Saved data entries
---+---
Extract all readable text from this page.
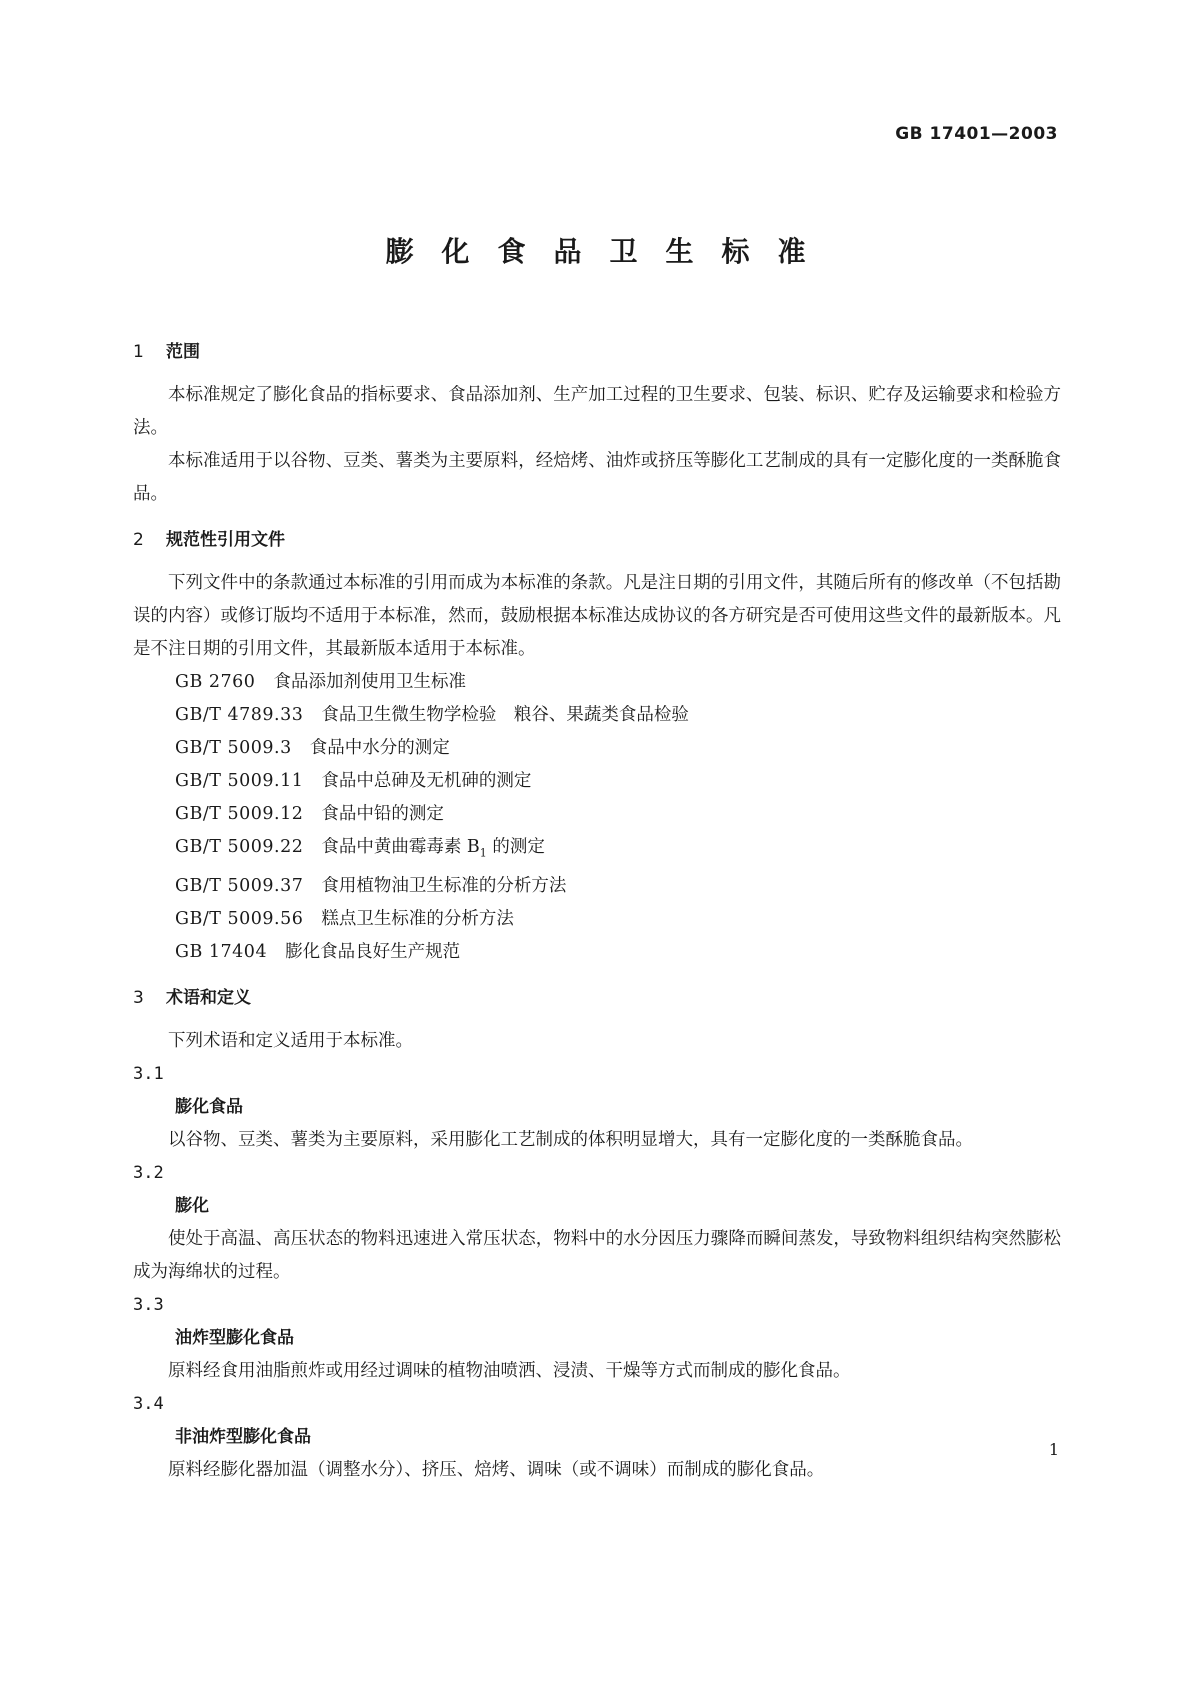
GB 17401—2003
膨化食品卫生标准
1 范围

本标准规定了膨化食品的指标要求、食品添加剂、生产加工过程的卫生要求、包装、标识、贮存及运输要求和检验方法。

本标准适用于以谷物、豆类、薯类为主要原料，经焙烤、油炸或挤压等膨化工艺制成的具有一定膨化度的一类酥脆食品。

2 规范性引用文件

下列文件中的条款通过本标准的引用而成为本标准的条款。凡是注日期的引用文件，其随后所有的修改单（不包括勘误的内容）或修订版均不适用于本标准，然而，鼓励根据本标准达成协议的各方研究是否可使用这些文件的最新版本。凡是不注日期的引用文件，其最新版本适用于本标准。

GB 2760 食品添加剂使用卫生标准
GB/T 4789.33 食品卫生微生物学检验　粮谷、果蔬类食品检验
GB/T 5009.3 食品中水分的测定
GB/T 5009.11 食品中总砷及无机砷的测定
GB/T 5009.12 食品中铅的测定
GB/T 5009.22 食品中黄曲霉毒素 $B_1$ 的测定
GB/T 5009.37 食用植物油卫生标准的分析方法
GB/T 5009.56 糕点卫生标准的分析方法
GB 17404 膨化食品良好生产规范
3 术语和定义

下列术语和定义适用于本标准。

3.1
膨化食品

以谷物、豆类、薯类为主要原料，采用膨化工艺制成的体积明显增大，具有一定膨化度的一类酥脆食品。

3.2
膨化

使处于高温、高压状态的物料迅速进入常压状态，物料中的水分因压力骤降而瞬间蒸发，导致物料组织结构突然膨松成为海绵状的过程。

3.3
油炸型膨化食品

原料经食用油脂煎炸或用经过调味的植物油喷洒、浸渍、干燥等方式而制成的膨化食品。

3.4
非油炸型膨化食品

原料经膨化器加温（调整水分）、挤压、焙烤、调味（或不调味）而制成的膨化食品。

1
---+---
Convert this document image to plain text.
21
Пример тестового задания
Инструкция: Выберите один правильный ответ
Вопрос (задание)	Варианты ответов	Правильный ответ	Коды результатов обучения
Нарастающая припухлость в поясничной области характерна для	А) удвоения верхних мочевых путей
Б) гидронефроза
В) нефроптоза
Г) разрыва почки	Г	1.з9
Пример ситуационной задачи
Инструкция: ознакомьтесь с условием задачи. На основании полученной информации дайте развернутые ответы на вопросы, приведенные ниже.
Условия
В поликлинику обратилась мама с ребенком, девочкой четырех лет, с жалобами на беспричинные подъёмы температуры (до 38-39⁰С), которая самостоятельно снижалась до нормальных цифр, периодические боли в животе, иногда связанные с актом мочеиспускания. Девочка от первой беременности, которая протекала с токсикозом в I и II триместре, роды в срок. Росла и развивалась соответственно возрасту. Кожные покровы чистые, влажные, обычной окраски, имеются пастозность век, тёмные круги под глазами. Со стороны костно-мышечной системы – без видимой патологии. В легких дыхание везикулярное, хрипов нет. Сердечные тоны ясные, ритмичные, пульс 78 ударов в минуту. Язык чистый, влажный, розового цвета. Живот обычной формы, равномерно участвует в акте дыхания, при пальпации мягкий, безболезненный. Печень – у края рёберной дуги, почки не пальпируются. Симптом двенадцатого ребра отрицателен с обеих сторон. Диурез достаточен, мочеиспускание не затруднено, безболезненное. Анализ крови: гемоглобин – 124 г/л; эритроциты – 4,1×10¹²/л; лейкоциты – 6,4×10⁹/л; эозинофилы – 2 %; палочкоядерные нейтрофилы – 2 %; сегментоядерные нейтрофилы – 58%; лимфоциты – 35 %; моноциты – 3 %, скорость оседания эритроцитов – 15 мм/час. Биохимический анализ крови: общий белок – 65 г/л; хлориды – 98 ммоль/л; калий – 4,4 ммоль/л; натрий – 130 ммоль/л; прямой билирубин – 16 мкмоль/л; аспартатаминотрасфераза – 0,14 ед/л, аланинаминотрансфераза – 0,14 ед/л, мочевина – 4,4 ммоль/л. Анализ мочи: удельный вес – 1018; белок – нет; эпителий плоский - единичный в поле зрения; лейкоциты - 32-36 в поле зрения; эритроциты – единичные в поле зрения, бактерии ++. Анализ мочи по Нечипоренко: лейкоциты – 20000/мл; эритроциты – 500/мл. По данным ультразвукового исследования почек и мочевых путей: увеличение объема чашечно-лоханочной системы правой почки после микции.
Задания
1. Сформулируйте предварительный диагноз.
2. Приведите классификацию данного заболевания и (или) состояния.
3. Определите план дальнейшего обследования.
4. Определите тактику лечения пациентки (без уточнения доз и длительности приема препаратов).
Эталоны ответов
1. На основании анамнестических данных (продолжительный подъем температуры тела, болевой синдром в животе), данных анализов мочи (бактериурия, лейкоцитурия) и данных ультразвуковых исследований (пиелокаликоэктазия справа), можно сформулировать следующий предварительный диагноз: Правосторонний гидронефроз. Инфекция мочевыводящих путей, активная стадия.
---+---
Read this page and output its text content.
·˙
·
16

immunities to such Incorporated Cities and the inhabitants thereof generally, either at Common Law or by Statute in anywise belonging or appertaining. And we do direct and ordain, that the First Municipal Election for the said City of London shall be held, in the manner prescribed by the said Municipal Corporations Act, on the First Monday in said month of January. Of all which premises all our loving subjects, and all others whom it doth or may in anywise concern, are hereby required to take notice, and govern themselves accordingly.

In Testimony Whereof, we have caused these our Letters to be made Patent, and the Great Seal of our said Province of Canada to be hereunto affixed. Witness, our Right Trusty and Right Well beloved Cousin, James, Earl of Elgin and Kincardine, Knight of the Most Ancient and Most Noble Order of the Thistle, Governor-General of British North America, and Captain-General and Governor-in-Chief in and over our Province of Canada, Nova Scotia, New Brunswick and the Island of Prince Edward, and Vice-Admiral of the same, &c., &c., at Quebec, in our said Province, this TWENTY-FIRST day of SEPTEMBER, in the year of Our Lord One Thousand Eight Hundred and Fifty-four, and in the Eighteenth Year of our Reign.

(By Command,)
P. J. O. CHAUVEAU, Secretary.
---+---
DIRECTIONS FOR THIS TASK:
Locate and copy each line in the data above that includes the word "Инструкция".

EXERCISE SOLUTION:
Инструкция: Выберите один правильный ответ
Инструкция: ознакомьтесь с условием задачи. На основании полученной информации дайте развернутые ответы на вопросы, приведенные ниже.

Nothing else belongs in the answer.